Request: For every line in the data below that contains "this", copy the line.

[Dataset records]
-*-

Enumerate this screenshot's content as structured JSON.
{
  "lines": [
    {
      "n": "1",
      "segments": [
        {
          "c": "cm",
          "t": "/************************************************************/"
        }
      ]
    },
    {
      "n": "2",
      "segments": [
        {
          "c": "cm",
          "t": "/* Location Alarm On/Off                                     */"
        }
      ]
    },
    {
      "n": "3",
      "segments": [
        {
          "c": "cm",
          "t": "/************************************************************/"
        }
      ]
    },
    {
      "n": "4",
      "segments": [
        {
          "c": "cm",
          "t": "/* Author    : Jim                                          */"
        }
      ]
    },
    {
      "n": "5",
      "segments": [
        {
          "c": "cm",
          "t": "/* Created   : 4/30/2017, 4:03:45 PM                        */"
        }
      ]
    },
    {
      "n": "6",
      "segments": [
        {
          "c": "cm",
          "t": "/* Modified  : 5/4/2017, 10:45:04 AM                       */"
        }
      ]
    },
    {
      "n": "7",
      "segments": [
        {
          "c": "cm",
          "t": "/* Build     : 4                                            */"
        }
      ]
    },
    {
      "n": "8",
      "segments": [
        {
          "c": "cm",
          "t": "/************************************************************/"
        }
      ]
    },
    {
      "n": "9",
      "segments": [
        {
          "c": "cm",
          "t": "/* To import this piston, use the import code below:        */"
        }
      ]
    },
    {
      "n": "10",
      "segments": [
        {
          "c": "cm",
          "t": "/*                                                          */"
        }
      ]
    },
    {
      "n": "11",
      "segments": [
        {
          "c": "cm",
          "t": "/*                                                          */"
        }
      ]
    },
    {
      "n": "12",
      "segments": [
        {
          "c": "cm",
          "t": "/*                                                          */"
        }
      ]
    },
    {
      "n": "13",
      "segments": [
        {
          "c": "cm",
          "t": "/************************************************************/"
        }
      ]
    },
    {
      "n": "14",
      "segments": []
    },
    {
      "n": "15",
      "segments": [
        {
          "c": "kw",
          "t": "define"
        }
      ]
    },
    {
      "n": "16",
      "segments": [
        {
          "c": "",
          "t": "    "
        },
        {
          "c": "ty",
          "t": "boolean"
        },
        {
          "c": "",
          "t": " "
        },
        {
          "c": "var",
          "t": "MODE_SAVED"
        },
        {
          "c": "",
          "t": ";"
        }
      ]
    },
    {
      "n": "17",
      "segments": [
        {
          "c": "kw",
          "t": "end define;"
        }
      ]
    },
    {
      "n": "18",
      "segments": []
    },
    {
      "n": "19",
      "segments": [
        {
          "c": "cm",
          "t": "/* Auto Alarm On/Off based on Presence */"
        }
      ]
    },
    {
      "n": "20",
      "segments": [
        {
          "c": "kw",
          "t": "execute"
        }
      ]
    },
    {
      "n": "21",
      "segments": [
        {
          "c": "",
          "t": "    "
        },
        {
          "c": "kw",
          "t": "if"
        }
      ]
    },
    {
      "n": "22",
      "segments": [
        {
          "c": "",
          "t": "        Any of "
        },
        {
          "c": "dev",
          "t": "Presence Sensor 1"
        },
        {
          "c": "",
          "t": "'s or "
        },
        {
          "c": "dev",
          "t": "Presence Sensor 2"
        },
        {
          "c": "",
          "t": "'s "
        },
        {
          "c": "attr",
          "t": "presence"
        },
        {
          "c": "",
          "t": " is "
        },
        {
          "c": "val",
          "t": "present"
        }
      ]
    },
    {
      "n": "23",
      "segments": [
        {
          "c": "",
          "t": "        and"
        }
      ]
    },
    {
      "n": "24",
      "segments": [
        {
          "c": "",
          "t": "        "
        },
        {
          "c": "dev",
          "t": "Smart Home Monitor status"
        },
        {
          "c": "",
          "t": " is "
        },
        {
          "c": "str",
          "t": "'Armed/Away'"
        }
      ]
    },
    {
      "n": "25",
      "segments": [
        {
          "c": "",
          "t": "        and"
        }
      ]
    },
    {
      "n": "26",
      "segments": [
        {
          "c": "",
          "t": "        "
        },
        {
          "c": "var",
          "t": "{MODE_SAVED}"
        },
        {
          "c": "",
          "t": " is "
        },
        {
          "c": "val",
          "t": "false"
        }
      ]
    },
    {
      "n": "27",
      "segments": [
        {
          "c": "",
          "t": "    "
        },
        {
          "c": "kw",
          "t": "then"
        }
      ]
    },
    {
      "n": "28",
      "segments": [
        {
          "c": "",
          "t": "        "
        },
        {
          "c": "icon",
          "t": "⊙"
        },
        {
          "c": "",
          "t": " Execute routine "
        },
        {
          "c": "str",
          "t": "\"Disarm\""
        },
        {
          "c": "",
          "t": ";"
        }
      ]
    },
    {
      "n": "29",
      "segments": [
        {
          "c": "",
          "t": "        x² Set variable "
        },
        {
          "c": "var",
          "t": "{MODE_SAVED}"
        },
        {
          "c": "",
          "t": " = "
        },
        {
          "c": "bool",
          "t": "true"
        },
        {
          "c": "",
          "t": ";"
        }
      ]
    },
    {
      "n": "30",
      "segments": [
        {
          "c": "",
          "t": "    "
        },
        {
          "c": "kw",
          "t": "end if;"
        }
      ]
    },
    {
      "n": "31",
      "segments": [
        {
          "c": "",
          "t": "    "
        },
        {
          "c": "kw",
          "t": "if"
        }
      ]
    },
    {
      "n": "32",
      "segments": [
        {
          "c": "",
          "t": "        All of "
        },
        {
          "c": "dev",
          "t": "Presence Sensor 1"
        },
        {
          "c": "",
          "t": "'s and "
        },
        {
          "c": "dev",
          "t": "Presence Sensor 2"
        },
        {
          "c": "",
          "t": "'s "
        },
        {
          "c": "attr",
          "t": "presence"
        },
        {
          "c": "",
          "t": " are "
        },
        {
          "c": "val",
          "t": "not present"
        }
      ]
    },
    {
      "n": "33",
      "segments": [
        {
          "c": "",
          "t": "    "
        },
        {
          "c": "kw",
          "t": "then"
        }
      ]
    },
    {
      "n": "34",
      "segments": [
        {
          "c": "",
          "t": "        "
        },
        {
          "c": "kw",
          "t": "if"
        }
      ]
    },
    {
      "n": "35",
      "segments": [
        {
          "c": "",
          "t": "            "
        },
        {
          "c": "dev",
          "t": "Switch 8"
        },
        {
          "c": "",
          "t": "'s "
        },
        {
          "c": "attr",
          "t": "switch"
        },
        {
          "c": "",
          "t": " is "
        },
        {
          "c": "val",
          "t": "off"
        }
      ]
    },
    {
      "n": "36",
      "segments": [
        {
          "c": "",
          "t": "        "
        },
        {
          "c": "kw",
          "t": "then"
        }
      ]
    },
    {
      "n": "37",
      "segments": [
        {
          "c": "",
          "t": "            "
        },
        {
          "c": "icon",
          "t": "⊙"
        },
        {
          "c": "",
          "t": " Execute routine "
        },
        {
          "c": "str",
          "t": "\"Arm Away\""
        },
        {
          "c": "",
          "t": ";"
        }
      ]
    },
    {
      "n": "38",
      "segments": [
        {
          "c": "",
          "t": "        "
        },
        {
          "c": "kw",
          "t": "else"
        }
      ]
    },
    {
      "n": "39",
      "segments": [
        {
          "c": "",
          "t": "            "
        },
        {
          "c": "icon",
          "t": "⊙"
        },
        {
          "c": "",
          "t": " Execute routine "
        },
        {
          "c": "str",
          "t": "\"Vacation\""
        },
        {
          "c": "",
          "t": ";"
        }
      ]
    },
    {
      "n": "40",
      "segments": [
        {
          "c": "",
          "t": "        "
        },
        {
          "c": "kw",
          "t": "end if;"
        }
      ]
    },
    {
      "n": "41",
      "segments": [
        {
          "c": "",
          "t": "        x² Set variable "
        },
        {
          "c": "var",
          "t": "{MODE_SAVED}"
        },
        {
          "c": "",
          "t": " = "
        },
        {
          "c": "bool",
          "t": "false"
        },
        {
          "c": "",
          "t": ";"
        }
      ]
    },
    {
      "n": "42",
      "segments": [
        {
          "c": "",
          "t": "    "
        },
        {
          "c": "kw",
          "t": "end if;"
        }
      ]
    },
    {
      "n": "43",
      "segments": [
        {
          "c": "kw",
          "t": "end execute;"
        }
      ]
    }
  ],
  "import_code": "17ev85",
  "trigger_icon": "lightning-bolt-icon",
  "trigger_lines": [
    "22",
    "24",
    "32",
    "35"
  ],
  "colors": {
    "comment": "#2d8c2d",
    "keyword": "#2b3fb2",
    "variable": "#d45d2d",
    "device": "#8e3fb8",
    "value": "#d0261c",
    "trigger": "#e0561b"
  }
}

-*-

The result:
Enumerate this screenshot's content as structured JSON.
          "t": "/* To import this piston, use the import code below:        */"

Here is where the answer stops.